▶ Problem details
Reproduce every line of the items below without changing anything.
--------------------
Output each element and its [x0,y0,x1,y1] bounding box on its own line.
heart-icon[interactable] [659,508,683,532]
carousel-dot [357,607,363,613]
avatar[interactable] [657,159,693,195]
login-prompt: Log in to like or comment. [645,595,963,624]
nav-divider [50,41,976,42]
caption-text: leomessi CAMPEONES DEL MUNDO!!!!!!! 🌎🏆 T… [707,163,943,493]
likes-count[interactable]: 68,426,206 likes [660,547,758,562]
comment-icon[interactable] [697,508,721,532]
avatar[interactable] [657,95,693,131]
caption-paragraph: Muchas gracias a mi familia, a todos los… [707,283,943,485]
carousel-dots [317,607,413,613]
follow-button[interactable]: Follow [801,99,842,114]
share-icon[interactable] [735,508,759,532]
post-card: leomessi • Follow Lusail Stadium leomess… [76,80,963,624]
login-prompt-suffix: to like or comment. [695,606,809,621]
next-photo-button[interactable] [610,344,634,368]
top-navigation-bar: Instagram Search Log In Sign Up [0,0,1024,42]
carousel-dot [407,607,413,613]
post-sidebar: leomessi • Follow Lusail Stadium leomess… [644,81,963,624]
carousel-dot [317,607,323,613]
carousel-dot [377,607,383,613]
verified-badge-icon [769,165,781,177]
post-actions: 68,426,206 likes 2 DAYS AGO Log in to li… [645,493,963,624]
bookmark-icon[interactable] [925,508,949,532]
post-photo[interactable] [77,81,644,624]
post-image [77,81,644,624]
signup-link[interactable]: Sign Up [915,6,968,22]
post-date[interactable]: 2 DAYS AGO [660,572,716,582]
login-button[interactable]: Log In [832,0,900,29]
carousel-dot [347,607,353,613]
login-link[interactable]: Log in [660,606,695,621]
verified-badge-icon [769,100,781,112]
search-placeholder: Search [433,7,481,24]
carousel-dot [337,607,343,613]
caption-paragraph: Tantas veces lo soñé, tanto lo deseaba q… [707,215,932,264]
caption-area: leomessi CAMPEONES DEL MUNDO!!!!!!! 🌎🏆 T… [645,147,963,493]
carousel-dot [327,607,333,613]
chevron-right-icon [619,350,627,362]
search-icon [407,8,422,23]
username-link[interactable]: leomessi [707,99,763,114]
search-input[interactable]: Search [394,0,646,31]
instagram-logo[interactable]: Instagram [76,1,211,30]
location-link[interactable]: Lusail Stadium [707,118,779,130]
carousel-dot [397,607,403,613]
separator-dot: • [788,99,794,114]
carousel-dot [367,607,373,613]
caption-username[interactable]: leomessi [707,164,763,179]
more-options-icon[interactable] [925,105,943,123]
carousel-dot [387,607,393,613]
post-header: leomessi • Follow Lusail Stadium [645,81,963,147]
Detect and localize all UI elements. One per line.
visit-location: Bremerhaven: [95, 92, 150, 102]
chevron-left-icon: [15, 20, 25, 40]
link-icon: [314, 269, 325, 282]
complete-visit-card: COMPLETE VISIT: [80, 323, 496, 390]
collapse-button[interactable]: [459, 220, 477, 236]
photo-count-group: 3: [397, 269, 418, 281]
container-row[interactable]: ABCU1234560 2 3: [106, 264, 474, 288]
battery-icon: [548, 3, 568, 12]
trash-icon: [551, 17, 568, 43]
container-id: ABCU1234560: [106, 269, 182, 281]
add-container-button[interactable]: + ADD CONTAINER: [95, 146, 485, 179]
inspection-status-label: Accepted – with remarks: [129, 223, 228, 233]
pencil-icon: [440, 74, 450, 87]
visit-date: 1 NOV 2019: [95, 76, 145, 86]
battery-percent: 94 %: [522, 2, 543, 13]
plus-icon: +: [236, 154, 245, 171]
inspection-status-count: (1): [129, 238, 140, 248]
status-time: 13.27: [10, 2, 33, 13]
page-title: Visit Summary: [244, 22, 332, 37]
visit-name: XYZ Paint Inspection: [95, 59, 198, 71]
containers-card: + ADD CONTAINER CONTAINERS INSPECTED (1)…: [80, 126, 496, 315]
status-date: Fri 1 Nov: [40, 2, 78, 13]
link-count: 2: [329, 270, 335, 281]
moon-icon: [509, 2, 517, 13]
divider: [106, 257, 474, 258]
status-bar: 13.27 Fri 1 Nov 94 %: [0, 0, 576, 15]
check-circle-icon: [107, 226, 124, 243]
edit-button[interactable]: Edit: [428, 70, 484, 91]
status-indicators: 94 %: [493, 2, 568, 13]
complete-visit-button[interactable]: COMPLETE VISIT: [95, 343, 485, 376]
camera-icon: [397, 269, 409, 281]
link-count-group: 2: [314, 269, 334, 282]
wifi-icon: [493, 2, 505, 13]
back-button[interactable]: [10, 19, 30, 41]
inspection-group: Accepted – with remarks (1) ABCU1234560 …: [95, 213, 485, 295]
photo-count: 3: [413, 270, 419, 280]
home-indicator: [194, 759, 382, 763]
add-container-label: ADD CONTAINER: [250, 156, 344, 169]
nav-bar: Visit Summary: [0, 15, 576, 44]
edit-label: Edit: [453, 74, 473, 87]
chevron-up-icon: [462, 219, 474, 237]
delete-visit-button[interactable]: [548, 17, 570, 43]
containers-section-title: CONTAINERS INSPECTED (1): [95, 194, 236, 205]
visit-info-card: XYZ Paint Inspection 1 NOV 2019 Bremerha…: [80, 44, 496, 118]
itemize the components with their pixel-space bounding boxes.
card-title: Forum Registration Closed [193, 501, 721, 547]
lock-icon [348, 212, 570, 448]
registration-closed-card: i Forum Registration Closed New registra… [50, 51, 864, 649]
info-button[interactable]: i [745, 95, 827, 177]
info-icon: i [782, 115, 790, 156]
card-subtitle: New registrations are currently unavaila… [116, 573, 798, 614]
--------------------
▶ Exercise response
Output each element and its [x0,y0,x1,y1] bounding box on its own line.
heart-icon[interactable] [659,508,683,532]
carousel-dot [357,607,363,613]
avatar[interactable] [657,159,693,195]
login-prompt: Log in to like or comment. [645,595,963,624]
nav-divider [50,41,976,42]
caption-text: leomessi CAMPEONES DEL MUNDO!!!!!!! 🌎🏆 T… [707,163,943,493]
likes-count[interactable]: 68,426,206 likes [660,547,758,562]
comment-icon[interactable] [697,508,721,532]
avatar[interactable] [657,95,693,131]
caption-paragraph: Muchas gracias a mi familia, a todos los… [707,283,943,485]
carousel-dots [317,607,413,613]
follow-button[interactable]: Follow [801,99,842,114]
share-icon[interactable] [735,508,759,532]
post-card: leomessi • Follow Lusail Stadium leomess… [76,80,963,624]
login-prompt-suffix: to like or comment. [695,606,809,621]
next-photo-button[interactable] [610,344,634,368]
top-navigation-bar: Instagram Search Log In Sign Up [0,0,1024,42]
carousel-dot [407,607,413,613]
post-sidebar: leomessi • Follow Lusail Stadium leomess… [644,81,963,624]
carousel-dot [317,607,323,613]
carousel-dot [377,607,383,613]
verified-badge-icon [769,165,781,177]
post-actions: 68,426,206 likes 2 DAYS AGO Log in to li… [645,493,963,624]
bookmark-icon[interactable] [925,508,949,532]
post-photo[interactable] [77,81,644,624]
post-image [77,81,644,624]
signup-link[interactable]: Sign Up [915,6,968,22]
post-date[interactable]: 2 DAYS AGO [660,572,716,582]
login-button[interactable]: Log In [832,0,900,29]
carousel-dot [347,607,353,613]
login-link[interactable]: Log in [660,606,695,621]
verified-badge-icon [769,100,781,112]
search-placeholder: Search [433,7,481,24]
carousel-dot [337,607,343,613]
caption-paragraph: Tantas veces lo soñé, tanto lo deseaba q… [707,215,932,264]
caption-area: leomessi CAMPEONES DEL MUNDO!!!!!!! 🌎🏆 T… [645,147,963,493]
carousel-dot [327,607,333,613]
chevron-right-icon [619,350,627,362]
search-icon [407,8,422,23]
username-link[interactable]: leomessi [707,99,763,114]
search-input[interactable]: Search [394,0,646,31]
instagram-logo[interactable]: Instagram [76,1,211,30]
location-link[interactable]: Lusail Stadium [707,118,779,130]
carousel-dot [397,607,403,613]
separator-dot: • [788,99,794,114]
carousel-dot [367,607,373,613]
caption-username[interactable]: leomessi [707,164,763,179]
more-options-icon[interactable] [925,105,943,123]
carousel-dot [387,607,393,613]
post-header: leomessi • Follow Lusail Stadium [645,81,963,147]
Detect and localize all UI elements. One per line.
visit-location: Bremerhaven: [95, 92, 150, 102]
chevron-left-icon: [15, 20, 25, 40]
link-icon: [314, 269, 325, 282]
complete-visit-card: COMPLETE VISIT: [80, 323, 496, 390]
collapse-button[interactable]: [459, 220, 477, 236]
photo-count-group: 3: [397, 269, 418, 281]
container-row[interactable]: ABCU1234560 2 3: [106, 264, 474, 288]
battery-icon: [548, 3, 568, 12]
trash-icon: [551, 17, 568, 43]
container-id: ABCU1234560: [106, 269, 182, 281]
add-container-button[interactable]: + ADD CONTAINER: [95, 146, 485, 179]
inspection-status-label: Accepted – with remarks: [129, 223, 228, 233]
pencil-icon: [440, 74, 450, 87]
visit-date: 1 NOV 2019: [95, 76, 145, 86]
battery-percent: 94 %: [522, 2, 543, 13]
plus-icon: +: [236, 154, 245, 171]
inspection-status-count: (1): [129, 238, 140, 248]
status-time: 13.27: [10, 2, 33, 13]
page-title: Visit Summary: [244, 22, 332, 37]
visit-name: XYZ Paint Inspection: [95, 59, 198, 71]
containers-card: + ADD CONTAINER CONTAINERS INSPECTED (1)…: [80, 126, 496, 315]
status-date: Fri 1 Nov: [40, 2, 78, 13]
link-count: 2: [329, 270, 335, 281]
moon-icon: [509, 2, 517, 13]
divider: [106, 257, 474, 258]
status-bar: 13.27 Fri 1 Nov 94 %: [0, 0, 576, 15]
check-circle-icon: [107, 226, 124, 243]
edit-button[interactable]: Edit: [428, 70, 484, 91]
status-indicators: 94 %: [493, 2, 568, 13]
complete-visit-button[interactable]: COMPLETE VISIT: [95, 343, 485, 376]
camera-icon: [397, 269, 409, 281]
link-count-group: 2: [314, 269, 334, 282]
wifi-icon: [493, 2, 505, 13]
back-button[interactable]: [10, 19, 30, 41]
inspection-group: Accepted – with remarks (1) ABCU1234560 …: [95, 213, 485, 295]
photo-count: 3: [413, 270, 419, 280]
home-indicator: [194, 759, 382, 763]
add-container-label: ADD CONTAINER: [250, 156, 344, 169]
nav-bar: Visit Summary: [0, 15, 576, 44]
edit-label: Edit: [453, 74, 473, 87]
chevron-up-icon: [462, 219, 474, 237]
delete-visit-button[interactable]: [548, 17, 570, 43]
containers-section-title: CONTAINERS INSPECTED (1): [95, 194, 236, 205]
visit-info-card: XYZ Paint Inspection 1 NOV 2019 Bremerha…: [80, 44, 496, 118]
itemize the components with their pixel-space bounding boxes.
card-title: Forum Registration Closed [193, 501, 721, 547]
lock-icon [348, 212, 570, 448]
registration-closed-card: i Forum Registration Closed New registra… [50, 51, 864, 649]
info-button[interactable]: i [745, 95, 827, 177]
info-icon: i [782, 115, 790, 156]
card-subtitle: New registrations are currently unavaila… [116, 573, 798, 614]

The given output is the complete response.